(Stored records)
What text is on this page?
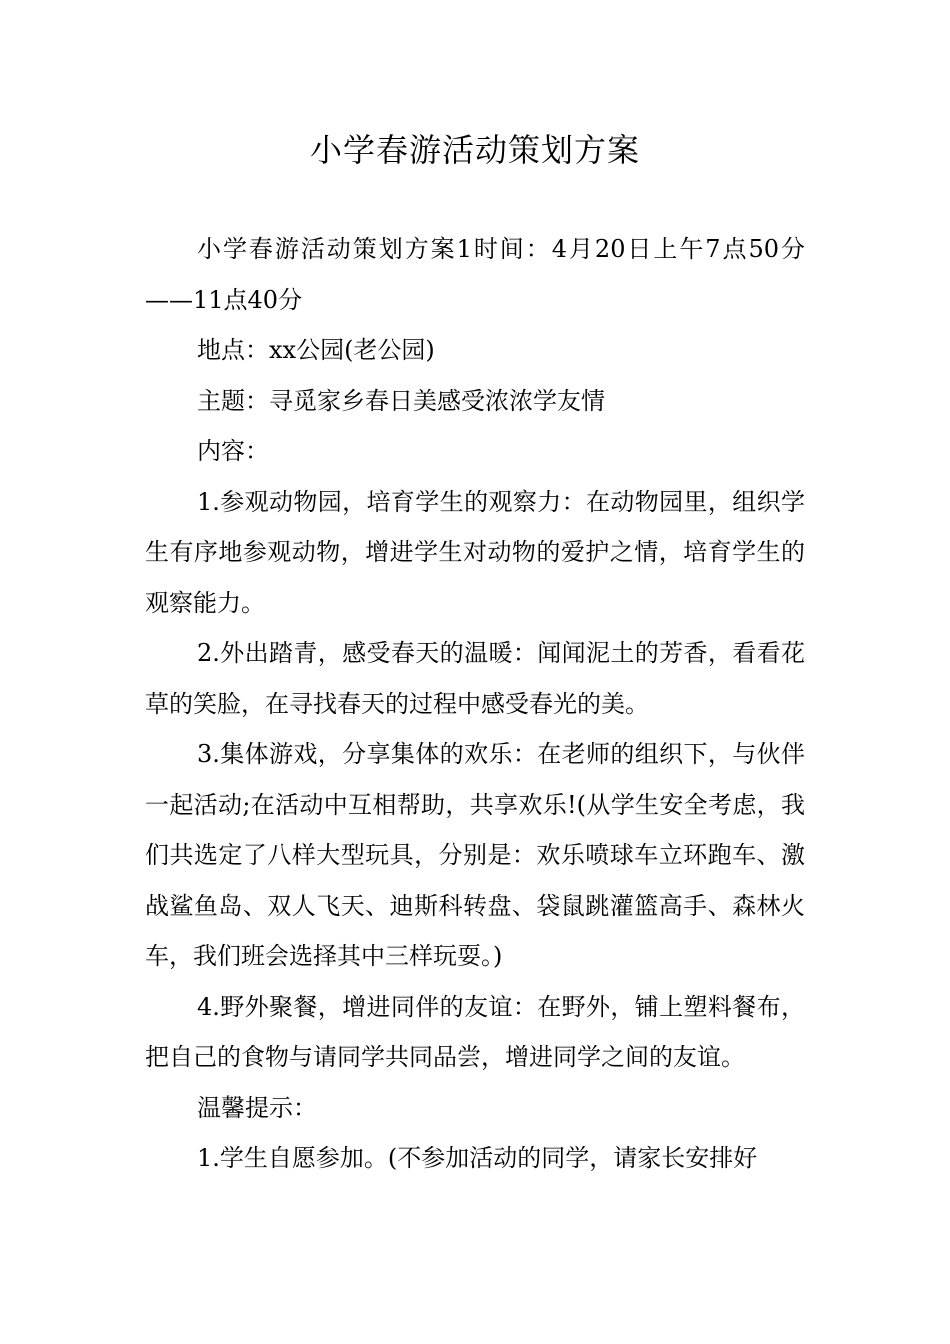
小学春游活动策划方案

小学春游活动策划方案1时间：4月20日上午7点50分——11点40分

地点：xx公园(老公园)

主题：寻觅家乡春日美感受浓浓学友情

内容：

1.参观动物园，培育学生的观察力：在动物园里，组织学生有序地参观动物，增进学生对动物的爱护之情，培育学生的观察能力。

2.外出踏青，感受春天的温暖：闻闻泥土的芳香，看看花草的笑脸，在寻找春天的过程中感受春光的美。

3.集体游戏，分享集体的欢乐：在老师的组织下，与伙伴一起活动;在活动中互相帮助，共享欢乐!(从学生安全考虑，我们共选定了八样大型玩具，分别是：欢乐喷球车立环跑车、激战鲨鱼岛、双人飞天、迪斯科转盘、袋鼠跳灌篮高手、森林火车，我们班会选择其中三样玩耍。)

4.野外聚餐，增进同伴的友谊：在野外，铺上塑料餐布，把自己的食物与请同学共同品尝，增进同学之间的友谊。

温馨提示：

1.学生自愿参加。(不参加活动的同学，请家长安排好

Aim:
Every line of the data above should be quoted exactly. Omit the pictures.

Expected answer:
What text is on this page?
小学春游活动策划方案

小学春游活动策划方案1时间：4月20日上午7点50分——11点40分

地点：xx公园(老公园)

主题：寻觅家乡春日美感受浓浓学友情

内容：

1.参观动物园，培育学生的观察力：在动物园里，组织学生有序地参观动物，增进学生对动物的爱护之情，培育学生的观察能力。

2.外出踏青，感受春天的温暖：闻闻泥土的芳香，看看花草的笑脸，在寻找春天的过程中感受春光的美。

3.集体游戏，分享集体的欢乐：在老师的组织下，与伙伴一起活动;在活动中互相帮助，共享欢乐!(从学生安全考虑，我们共选定了八样大型玩具，分别是：欢乐喷球车立环跑车、激战鲨鱼岛、双人飞天、迪斯科转盘、袋鼠跳灌篮高手、森林火车，我们班会选择其中三样玩耍。)

4.野外聚餐，增进同伴的友谊：在野外，铺上塑料餐布，把自己的食物与请同学共同品尝，增进同学之间的友谊。

温馨提示：

1.学生自愿参加。(不参加活动的同学，请家长安排好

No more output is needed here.